- **Verilen metin**:
━━━

İFK HADİSESİ
Adını, Kur’an’daki olaya ilişkin âyetlerde (en-Nûr 24/11-22) iki defa geçen (en-Nûr 24/11, 12) ifk kelimesinden alır. İfk “iftira, en kötü ve en çirkin yalan” demektir. İfk, Kur’an’da ayrıca iki yerde (el-Furkān 25/4; Sebe’ 34/43) sözlük anlamında geçmektedir.
İftiraya yol açan ve hemen hemen bütün kaynaklarca Hazreti Âişe’den aynı şekilde nakledilen hadise şöyle gelişmiştir:
Bilindiği üzere münafıklar, bir sefer dönüşünde Hazreti Âişe Validemiz hakkında ağır bir iftira ortaya atmış ve
sistematik bir şekilde bu iftirayı Müslümanlar arasında yaymışlardı.
Öyle ki bazı samimi Müslümanlar bile kitle psikolojisiyle bu akıma kapılmaktan kurtulamamış ve onlar da sağda solda münafıkların söylediklerini söylemişlerdi.
Esasında âyet-i kerimenin,
إِنَّ الَّذِينَ جَاءُوا بِالْإِفْكِ عُصْبَةٌ مِنْكُمْ
“O iftirayı çıkaranlar, içinizden küçük bir güruhtur.” (Nûr Sûresi, 24/11) şeklindeki ifadelerinden de anlaşılacağı üzere bu iftirayı ortaya atanlar üç beş kişiydi.
Resûlullah'ın ﷺ hanımlarından hiçbiri iftirada en ufak bir rol almadıkları gibi, onu tasvip edici en ufak bir söz bile söylemediler. Diğer müslümanların tutumları ise şu tek bir örnekle açıklanabilir:
Hazreti Ebu Eyyub el-Ensari'nin hanımı iftira söylentilerinden söz ettiğinde, bu büyük sahabi şöyle demiştir:
"Ey Eyyub'un annesi,Aişe'nin yerinde orada sen olsaydın böyle bir şey yapar mıydın?" Karısının"Allah'a yemin olsun ki asla yapmazdım. demesi üzerine de şunu söylemiştir:
"O halde Aişe senden daha iyi bir kadındır. Bana gelince, Safvan'ın yerinde ben olsaydım, böylesine kötü bir düşünceyi aklımdan bile geçirmezdim. Safvan ise benden daha iyi bir müslümandır."

━━━

- **Veri satırları**:
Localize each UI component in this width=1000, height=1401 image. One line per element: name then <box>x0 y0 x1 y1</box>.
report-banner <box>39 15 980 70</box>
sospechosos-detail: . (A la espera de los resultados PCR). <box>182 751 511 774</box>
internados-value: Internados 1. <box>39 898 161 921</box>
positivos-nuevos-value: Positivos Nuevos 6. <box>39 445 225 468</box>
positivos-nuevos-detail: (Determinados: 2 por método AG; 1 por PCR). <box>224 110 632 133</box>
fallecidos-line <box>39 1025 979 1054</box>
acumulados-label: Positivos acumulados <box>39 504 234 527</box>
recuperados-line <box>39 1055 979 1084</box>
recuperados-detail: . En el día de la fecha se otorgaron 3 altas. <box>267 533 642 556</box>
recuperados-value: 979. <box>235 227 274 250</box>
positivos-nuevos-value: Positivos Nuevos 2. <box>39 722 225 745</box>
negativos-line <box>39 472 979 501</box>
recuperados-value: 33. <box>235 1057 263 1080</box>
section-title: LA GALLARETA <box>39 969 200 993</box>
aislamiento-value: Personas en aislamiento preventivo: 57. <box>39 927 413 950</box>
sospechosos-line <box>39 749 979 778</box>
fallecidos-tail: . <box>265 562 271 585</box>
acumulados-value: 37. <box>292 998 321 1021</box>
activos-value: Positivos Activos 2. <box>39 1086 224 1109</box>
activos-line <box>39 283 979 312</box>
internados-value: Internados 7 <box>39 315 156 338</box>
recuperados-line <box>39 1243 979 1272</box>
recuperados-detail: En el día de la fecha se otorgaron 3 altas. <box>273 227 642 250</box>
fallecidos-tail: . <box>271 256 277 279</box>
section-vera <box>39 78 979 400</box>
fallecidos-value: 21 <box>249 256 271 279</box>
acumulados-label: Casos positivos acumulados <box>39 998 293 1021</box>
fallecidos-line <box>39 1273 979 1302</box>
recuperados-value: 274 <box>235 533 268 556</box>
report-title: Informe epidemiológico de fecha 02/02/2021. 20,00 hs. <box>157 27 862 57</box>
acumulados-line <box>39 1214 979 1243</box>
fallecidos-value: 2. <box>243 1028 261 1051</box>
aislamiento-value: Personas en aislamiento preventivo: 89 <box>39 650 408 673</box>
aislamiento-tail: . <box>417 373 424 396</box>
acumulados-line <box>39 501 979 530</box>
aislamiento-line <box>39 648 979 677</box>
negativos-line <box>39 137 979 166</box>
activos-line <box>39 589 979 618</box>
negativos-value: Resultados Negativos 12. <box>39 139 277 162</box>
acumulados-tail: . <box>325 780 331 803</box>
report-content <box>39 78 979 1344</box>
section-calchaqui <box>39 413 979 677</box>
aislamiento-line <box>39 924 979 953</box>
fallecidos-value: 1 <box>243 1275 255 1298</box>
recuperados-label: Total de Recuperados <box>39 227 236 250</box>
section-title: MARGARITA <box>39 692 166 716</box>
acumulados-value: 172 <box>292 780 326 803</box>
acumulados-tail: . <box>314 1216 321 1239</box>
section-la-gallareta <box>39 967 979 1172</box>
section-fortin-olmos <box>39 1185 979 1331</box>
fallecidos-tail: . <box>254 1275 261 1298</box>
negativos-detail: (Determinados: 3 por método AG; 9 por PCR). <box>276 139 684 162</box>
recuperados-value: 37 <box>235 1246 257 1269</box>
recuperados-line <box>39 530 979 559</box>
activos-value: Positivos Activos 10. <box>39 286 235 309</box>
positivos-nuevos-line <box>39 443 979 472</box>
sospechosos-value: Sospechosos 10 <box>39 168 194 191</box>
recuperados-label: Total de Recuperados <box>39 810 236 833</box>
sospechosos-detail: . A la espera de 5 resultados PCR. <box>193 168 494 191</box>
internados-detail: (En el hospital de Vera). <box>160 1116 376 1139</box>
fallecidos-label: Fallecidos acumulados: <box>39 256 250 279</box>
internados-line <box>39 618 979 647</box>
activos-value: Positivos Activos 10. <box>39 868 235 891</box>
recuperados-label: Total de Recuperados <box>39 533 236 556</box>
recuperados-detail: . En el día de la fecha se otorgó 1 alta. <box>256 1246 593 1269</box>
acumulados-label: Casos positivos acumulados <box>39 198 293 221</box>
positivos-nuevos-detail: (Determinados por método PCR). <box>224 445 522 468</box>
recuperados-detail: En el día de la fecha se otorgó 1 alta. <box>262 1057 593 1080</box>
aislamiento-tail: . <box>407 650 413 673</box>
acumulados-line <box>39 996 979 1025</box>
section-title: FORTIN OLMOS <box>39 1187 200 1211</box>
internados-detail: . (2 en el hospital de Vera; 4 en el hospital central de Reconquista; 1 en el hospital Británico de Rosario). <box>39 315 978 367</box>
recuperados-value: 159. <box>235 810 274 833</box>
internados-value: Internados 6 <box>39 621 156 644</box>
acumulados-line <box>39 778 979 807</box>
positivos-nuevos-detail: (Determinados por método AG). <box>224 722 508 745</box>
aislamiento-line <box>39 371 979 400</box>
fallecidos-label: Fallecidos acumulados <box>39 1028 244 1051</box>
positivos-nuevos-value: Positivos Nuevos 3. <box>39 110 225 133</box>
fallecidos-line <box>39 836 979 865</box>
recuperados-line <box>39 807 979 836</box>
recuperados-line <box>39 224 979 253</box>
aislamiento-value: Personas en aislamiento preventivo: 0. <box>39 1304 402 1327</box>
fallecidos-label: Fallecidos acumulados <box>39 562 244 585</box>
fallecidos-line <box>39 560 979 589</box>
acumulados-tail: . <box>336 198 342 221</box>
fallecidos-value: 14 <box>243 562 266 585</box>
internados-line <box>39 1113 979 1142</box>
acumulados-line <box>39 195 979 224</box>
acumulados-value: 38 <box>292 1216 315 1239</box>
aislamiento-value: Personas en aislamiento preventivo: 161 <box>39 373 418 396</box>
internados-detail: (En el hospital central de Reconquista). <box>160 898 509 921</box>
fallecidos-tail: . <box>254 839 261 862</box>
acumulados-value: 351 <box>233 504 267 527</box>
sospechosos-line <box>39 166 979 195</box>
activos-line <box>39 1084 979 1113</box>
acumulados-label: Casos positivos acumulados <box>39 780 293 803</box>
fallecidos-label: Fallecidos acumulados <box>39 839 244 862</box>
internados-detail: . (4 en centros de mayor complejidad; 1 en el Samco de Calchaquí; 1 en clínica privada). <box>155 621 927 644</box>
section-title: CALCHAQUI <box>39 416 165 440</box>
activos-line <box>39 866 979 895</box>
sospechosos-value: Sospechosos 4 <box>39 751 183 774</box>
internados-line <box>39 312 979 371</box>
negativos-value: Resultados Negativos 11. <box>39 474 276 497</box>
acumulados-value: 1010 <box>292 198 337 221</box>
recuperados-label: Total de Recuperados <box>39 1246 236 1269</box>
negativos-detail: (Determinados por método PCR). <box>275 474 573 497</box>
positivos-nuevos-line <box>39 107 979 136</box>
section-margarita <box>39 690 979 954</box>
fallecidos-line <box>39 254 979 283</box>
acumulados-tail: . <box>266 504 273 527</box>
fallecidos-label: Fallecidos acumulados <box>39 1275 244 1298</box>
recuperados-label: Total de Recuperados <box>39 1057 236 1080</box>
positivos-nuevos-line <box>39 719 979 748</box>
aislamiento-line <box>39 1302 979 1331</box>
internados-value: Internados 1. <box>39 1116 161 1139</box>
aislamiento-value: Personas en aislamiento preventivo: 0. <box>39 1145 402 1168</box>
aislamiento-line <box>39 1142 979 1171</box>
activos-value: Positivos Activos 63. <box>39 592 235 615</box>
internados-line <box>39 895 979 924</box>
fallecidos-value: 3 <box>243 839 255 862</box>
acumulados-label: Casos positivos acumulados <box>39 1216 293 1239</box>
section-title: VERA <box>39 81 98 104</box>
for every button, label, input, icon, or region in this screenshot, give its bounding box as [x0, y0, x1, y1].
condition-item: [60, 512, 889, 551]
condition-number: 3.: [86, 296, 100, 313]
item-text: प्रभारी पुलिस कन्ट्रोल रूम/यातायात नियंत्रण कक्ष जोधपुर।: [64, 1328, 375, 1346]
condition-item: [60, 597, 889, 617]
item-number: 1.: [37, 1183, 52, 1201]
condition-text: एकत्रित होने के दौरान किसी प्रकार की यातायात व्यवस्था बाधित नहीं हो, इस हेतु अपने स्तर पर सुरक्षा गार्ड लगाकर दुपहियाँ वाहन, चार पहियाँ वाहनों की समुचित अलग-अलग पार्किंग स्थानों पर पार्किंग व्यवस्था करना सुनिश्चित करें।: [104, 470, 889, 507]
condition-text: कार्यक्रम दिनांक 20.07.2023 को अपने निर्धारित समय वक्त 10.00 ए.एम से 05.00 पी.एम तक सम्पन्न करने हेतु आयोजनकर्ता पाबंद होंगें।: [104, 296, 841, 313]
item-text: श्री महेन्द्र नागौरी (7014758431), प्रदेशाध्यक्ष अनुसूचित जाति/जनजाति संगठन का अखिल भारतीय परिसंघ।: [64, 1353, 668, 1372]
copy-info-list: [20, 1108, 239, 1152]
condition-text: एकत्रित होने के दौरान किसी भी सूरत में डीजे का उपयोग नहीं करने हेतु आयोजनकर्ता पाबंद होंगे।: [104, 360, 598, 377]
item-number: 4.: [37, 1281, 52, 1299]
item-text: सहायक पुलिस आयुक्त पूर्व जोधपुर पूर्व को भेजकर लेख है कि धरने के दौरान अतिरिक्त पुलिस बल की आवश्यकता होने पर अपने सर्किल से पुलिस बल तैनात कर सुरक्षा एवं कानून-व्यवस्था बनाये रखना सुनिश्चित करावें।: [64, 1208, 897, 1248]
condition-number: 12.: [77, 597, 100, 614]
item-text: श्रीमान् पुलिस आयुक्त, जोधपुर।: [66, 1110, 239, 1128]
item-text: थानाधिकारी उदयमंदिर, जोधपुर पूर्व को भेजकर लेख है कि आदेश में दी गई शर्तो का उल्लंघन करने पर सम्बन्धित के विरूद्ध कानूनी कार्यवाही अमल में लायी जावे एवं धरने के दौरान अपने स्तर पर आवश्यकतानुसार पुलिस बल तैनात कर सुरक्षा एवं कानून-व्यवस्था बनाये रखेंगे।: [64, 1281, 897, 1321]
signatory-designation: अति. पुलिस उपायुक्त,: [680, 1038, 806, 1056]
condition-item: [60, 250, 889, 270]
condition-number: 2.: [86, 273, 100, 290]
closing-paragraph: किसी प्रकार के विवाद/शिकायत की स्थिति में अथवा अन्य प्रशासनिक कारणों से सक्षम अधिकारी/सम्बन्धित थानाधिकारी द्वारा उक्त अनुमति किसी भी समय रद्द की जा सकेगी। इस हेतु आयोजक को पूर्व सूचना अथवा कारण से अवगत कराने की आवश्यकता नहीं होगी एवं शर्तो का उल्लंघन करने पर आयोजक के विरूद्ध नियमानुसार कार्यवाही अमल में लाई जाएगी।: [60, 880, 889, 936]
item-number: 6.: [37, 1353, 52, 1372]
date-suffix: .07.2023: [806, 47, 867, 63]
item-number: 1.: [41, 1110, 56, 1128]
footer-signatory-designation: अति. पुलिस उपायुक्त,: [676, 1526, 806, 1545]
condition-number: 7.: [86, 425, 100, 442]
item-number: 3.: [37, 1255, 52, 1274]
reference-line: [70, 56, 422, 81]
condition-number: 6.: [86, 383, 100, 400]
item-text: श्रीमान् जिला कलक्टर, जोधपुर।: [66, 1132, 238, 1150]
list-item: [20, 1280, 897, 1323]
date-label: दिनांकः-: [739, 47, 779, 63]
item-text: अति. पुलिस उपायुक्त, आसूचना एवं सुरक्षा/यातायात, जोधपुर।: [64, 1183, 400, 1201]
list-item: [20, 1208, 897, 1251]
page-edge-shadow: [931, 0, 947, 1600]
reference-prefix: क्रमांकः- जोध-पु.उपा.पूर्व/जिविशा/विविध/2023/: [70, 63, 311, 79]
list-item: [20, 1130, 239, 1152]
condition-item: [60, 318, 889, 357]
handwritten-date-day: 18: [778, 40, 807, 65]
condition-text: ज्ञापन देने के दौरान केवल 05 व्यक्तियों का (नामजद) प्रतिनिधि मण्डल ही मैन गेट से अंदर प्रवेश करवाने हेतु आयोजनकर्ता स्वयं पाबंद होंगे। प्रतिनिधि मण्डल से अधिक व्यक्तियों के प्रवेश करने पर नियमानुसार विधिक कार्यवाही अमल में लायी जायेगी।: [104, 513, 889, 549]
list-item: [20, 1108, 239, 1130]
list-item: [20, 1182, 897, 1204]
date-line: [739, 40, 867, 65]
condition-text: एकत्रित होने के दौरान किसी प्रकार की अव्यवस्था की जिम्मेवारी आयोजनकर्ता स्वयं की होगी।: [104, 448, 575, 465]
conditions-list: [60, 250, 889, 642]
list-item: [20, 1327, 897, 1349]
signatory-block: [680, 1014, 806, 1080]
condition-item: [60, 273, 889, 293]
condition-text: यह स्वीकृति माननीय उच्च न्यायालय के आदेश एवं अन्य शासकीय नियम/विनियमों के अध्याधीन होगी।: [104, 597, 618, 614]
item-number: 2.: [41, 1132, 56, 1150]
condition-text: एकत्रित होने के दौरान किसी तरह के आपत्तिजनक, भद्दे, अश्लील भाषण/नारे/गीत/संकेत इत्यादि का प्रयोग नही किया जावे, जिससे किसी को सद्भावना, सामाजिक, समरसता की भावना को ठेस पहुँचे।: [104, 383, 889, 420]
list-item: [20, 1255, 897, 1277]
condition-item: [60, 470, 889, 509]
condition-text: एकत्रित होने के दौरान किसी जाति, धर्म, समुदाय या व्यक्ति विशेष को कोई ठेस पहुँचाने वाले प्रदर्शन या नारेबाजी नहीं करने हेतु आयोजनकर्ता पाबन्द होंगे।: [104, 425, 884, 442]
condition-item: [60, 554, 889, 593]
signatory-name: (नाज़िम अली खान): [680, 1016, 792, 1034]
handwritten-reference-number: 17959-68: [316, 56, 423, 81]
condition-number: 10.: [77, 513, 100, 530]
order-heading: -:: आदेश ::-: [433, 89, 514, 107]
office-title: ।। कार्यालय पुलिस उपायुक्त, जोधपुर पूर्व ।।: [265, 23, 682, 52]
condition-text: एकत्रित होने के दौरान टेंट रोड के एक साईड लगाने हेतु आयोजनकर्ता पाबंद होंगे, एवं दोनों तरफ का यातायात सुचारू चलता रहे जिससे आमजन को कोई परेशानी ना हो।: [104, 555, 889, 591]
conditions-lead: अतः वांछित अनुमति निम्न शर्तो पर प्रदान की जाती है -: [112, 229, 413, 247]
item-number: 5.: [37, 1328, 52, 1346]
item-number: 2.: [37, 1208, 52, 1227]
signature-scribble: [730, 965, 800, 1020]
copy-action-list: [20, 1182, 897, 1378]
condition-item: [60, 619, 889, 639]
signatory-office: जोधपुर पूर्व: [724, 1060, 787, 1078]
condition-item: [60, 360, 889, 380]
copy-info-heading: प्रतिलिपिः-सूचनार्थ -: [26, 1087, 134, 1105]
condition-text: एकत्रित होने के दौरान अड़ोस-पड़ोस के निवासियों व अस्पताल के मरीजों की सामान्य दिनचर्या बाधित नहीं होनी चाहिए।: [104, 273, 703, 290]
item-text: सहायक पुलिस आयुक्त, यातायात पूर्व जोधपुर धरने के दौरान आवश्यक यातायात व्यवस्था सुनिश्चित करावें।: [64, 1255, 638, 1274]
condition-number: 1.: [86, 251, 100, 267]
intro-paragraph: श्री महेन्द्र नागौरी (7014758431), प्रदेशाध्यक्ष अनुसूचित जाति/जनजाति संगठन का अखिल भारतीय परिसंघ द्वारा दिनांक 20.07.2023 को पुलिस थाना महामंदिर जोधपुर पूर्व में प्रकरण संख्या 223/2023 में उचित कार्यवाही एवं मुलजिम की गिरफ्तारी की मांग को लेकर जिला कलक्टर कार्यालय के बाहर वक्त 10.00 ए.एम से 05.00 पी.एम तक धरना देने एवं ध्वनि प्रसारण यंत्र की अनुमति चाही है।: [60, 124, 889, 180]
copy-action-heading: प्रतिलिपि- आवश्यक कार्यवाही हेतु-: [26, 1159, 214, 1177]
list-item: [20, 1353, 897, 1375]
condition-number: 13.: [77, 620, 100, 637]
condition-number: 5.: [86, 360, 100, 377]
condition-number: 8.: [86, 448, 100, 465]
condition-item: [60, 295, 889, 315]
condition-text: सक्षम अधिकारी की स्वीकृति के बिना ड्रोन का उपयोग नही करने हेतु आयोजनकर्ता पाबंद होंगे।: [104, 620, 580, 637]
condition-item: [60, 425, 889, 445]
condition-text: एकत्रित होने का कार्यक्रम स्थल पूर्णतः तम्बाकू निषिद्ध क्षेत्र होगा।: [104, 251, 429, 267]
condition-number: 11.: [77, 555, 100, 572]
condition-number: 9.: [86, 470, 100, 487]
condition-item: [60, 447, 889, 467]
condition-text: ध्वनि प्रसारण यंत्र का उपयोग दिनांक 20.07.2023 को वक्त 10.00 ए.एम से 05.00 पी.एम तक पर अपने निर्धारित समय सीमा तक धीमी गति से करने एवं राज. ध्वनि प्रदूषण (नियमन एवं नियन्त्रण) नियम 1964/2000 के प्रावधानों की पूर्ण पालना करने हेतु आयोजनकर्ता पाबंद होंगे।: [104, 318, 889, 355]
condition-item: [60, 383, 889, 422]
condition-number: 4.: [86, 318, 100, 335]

━━━

- **Verilen görev**:
İfk hadisesini anlatan metni kaldığı yerden sürdürün. Bu veriler başka bir kaynaktan alınmıştır.

- **Aşağıdaki cevap**:
Böylece, münafıkların düzdüğü şerrin sonucu, varmak istediklerinin tam tersine oldu ve müslümanlar bu imtihandan manevi yönden daha da güçlenmiş olarak çıktılar.
Fakat yinede bu hâdise hem Resûlullah'ı ﷺ hem de Hazreti Ebu Bekir ailesini çok derinden sarsmıştı.
İffetine, ismetine, itibarına çok düşkün olan paklardan pak Hazreti Aişe Validemiz, atılan iftiranın ağırlığı karşısında yatağa düşmüş ve ağlamaktan gözlerinde yaş kalmamıştı. Mübarek Validemize atılan bu iftira, ahirette altından kalkılması mümkün olmayan çok büyük bir günahtı.
Neticede Hazreti Aişe, bizzat Kur’ân tarafından iki sayfaya yaklaşan âyet-i kerimelerle tezkiye edilmişti. Bu konuda nazil olan âyetler onun kâmet-i kıymetini bir kat daha yükseltmiş, her yönüyle Efendimiz’e ﷺ ehil ve layık olduğunu ortaya koymuştu.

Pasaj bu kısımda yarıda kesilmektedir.